Data supplied:
----

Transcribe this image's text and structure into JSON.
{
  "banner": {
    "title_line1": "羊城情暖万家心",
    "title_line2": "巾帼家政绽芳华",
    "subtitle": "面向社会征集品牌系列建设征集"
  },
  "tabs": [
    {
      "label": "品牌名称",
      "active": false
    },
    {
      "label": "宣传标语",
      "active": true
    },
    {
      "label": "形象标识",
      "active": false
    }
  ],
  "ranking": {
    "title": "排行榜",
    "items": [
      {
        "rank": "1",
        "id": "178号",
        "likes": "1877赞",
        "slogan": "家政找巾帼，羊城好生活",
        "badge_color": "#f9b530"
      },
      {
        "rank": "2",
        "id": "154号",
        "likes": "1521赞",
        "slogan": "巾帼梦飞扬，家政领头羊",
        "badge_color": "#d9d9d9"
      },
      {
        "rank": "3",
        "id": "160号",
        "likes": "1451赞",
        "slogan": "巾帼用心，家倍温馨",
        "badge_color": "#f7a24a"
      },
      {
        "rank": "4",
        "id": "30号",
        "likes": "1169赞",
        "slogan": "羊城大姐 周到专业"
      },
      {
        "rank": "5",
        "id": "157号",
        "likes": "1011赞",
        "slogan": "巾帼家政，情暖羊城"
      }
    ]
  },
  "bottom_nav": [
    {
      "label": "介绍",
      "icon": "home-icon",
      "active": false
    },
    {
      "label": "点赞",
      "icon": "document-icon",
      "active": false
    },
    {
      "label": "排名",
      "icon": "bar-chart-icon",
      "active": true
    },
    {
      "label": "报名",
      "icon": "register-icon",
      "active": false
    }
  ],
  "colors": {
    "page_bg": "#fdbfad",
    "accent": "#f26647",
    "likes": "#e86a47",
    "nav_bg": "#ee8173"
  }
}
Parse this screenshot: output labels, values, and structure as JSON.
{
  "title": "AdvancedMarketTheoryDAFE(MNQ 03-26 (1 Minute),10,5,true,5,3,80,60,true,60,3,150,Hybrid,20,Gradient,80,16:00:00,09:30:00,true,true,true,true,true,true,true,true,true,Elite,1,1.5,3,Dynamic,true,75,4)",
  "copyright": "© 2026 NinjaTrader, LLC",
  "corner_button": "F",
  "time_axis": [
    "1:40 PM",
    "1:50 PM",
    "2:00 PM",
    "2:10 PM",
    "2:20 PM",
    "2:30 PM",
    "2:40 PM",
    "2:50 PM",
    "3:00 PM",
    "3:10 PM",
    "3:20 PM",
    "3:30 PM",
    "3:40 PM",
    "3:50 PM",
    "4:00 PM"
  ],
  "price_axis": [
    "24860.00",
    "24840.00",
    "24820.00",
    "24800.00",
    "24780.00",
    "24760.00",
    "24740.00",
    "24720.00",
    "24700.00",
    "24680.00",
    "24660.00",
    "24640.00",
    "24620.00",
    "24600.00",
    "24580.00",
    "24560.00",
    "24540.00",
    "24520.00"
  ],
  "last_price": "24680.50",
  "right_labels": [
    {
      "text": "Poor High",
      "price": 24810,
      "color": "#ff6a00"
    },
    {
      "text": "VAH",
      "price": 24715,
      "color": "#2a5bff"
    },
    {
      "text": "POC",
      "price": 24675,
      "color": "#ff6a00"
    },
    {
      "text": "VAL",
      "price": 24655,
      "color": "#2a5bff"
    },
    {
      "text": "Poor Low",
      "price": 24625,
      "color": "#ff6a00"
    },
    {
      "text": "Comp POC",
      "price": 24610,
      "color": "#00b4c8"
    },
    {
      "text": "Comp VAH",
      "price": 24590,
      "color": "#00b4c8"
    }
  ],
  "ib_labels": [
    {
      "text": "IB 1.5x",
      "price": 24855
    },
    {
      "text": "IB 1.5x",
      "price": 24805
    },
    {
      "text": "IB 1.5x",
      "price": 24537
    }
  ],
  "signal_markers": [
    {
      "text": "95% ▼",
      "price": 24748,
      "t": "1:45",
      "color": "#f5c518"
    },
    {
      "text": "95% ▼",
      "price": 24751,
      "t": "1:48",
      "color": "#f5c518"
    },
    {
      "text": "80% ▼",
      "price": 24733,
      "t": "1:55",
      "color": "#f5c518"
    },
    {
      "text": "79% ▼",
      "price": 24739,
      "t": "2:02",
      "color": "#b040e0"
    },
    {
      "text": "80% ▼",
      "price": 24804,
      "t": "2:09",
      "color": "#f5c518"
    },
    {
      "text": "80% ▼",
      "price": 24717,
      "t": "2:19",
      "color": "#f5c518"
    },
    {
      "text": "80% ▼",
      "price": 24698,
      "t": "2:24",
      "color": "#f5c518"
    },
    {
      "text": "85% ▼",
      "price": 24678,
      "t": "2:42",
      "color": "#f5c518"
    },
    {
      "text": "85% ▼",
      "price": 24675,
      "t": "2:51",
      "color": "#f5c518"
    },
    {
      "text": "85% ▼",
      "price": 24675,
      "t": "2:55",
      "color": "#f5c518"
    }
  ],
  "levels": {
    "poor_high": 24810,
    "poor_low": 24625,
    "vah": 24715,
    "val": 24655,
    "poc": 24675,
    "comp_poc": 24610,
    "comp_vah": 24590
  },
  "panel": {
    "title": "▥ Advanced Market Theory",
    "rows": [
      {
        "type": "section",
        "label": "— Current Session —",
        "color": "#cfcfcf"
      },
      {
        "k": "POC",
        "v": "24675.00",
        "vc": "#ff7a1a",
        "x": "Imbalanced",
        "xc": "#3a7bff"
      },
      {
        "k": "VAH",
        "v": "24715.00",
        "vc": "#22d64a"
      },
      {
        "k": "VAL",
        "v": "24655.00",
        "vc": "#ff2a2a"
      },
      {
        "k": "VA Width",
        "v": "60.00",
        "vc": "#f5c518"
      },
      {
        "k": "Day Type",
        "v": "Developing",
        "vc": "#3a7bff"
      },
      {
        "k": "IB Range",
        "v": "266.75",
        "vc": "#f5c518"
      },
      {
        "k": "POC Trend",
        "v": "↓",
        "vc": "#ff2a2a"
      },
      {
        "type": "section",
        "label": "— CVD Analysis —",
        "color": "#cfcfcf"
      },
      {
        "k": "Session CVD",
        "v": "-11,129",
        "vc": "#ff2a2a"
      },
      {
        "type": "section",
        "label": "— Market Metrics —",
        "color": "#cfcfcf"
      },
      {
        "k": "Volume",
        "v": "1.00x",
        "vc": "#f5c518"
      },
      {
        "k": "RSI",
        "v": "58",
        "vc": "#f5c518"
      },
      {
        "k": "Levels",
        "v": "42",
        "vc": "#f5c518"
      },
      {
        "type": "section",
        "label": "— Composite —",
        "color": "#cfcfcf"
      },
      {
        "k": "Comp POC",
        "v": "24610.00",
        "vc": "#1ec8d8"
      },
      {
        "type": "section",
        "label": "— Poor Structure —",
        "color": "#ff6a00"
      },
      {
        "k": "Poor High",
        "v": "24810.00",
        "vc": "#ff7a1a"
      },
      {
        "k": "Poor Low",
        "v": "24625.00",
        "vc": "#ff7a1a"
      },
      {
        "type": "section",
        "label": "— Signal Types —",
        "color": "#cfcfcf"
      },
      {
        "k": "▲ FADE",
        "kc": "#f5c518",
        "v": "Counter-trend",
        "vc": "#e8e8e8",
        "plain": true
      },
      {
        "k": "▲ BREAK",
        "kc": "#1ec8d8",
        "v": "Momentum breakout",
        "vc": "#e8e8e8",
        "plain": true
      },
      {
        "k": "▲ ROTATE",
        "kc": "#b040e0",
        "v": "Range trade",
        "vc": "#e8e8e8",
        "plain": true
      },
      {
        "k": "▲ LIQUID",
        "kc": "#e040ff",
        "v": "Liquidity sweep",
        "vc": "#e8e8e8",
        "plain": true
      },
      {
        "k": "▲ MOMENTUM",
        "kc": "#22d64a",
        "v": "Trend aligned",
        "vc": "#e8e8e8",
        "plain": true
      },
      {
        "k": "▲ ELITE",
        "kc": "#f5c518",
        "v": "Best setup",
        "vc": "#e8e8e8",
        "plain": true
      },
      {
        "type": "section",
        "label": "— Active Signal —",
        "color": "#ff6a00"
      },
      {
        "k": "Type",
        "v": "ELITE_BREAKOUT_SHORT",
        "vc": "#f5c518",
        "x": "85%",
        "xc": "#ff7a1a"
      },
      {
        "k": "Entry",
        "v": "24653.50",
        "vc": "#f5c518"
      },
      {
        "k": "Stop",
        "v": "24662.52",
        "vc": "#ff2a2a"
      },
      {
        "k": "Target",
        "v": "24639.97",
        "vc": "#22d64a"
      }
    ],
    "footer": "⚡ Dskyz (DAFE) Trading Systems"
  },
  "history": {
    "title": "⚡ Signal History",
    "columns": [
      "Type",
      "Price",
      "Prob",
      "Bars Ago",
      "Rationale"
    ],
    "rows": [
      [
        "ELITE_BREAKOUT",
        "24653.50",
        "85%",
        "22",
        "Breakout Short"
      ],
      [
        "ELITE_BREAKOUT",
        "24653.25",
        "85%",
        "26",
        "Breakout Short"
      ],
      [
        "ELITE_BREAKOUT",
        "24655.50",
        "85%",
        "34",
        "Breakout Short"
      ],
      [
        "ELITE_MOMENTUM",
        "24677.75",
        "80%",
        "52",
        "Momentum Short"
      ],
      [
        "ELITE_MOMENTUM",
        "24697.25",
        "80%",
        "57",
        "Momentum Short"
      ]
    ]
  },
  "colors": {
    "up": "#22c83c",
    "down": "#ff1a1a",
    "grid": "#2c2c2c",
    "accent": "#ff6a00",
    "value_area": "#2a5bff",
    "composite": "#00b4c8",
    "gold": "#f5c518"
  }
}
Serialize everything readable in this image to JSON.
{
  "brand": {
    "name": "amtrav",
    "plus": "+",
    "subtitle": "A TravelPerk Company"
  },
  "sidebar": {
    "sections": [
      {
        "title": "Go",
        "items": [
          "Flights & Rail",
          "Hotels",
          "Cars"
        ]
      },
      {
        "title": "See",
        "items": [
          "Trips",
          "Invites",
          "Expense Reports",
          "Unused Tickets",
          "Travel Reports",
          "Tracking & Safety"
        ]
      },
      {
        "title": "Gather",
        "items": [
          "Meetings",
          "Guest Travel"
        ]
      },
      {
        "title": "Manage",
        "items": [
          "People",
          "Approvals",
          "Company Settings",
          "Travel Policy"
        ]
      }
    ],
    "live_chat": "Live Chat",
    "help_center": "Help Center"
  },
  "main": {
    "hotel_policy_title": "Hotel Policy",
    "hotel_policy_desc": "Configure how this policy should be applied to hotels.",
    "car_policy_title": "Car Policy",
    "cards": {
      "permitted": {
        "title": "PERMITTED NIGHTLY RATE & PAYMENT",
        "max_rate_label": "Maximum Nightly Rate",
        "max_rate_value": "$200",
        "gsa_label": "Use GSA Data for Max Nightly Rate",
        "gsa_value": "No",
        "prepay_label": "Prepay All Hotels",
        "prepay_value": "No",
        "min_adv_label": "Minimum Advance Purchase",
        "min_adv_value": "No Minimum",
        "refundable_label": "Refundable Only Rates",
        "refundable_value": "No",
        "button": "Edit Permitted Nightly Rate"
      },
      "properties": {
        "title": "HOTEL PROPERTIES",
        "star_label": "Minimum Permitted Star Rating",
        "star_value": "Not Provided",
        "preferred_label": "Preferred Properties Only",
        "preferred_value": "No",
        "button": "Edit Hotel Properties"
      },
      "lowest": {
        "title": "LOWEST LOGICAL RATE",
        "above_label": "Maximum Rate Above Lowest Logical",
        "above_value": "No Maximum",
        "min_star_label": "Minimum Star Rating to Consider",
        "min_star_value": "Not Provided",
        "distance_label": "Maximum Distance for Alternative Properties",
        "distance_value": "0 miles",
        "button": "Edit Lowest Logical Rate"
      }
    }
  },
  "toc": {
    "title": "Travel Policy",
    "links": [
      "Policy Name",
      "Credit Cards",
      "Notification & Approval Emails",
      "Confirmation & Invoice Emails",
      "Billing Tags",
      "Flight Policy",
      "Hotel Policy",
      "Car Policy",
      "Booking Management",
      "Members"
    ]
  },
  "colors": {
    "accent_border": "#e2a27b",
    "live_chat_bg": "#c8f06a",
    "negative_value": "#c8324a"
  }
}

----

The problem: Look through the material above. Copy each line where the word "Maximum" appears.

Output for this task:
        "max_rate_label": "Maximum Nightly Rate",
        "above_label": "Maximum Rate Above Lowest Logical",
        "above_value": "No Maximum",
        "distance_label": "Maximum Distance for Alternative Properties",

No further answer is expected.